### STATED TASK
Your task is to output the data exactly as it stands.

### AVAILABLE RECORDS
────

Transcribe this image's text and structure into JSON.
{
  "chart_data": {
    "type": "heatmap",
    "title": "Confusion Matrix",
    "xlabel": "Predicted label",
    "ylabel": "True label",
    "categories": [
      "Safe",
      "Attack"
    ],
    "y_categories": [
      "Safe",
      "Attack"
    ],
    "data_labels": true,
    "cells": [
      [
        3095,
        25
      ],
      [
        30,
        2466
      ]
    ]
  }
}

────

### OUTPUT FOR THIS EXERCISE
Transcribe this image's text and structure into JSON.
{
  "chart_data": {
    "type": "heatmap",
    "title": "Confusion Matrix",
    "xlabel": "Predicted label",
    "ylabel": "True label",
    "categories": [
      "Safe",
      "Attack"
    ],
    "y_categories": [
      "Safe",
      "Attack"
    ],
    "data_labels": true,
    "cells": [
      [
        3095,
        25
      ],
      [
        30,
        2466
      ]
    ]
  }
}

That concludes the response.